---------- Data in this exercise ----------

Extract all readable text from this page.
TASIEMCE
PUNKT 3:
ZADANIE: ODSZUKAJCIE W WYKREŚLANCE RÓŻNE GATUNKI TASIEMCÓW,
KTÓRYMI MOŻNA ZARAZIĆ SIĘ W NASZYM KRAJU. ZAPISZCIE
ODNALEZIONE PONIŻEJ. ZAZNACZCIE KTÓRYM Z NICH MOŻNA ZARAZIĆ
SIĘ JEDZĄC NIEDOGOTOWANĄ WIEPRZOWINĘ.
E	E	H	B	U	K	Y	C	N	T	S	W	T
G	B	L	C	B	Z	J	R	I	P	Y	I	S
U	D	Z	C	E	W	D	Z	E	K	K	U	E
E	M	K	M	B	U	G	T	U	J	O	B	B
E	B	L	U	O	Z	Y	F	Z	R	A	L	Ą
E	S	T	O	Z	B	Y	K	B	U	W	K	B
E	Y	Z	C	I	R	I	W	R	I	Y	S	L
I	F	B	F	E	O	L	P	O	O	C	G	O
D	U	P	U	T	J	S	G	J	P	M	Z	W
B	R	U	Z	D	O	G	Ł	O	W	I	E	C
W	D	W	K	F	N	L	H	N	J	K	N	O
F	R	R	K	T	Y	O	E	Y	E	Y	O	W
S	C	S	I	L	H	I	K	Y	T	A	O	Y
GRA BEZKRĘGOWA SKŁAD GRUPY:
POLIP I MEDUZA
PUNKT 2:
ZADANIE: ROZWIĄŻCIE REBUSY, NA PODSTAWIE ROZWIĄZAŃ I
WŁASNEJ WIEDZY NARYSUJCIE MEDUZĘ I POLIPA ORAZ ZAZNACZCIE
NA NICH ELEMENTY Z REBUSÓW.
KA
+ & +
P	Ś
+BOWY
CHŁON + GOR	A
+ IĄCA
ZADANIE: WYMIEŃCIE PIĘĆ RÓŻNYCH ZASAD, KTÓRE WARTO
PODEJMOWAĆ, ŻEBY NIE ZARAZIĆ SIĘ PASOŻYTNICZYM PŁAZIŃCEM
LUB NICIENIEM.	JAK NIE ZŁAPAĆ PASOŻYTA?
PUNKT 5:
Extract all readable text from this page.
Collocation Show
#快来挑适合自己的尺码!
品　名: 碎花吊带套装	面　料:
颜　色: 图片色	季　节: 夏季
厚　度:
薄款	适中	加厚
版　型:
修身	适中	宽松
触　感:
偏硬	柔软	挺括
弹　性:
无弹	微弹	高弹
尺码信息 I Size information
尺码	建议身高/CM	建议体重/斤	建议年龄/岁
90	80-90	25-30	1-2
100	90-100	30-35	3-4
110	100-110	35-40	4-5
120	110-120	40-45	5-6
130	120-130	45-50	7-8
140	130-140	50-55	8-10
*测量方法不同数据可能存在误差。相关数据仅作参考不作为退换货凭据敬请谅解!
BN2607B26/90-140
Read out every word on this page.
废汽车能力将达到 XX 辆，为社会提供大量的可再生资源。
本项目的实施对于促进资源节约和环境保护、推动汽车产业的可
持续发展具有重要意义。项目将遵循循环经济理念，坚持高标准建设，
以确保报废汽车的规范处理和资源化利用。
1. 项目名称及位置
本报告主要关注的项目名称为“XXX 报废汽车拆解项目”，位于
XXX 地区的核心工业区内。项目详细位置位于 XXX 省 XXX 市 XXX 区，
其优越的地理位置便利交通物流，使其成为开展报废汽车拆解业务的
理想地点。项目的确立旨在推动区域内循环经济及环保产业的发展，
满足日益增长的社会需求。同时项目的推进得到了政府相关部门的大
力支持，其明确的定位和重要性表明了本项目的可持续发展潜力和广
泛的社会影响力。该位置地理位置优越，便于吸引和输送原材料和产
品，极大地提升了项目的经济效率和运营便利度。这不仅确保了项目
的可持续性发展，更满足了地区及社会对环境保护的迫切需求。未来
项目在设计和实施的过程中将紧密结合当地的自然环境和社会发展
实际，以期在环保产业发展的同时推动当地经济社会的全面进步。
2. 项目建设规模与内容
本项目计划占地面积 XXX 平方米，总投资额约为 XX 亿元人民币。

----------

◆ **Task details**:
Find out how many lines in the listing contain the string "ZARAZIĆ". Give the number alone.

◆ **Complete response**:
3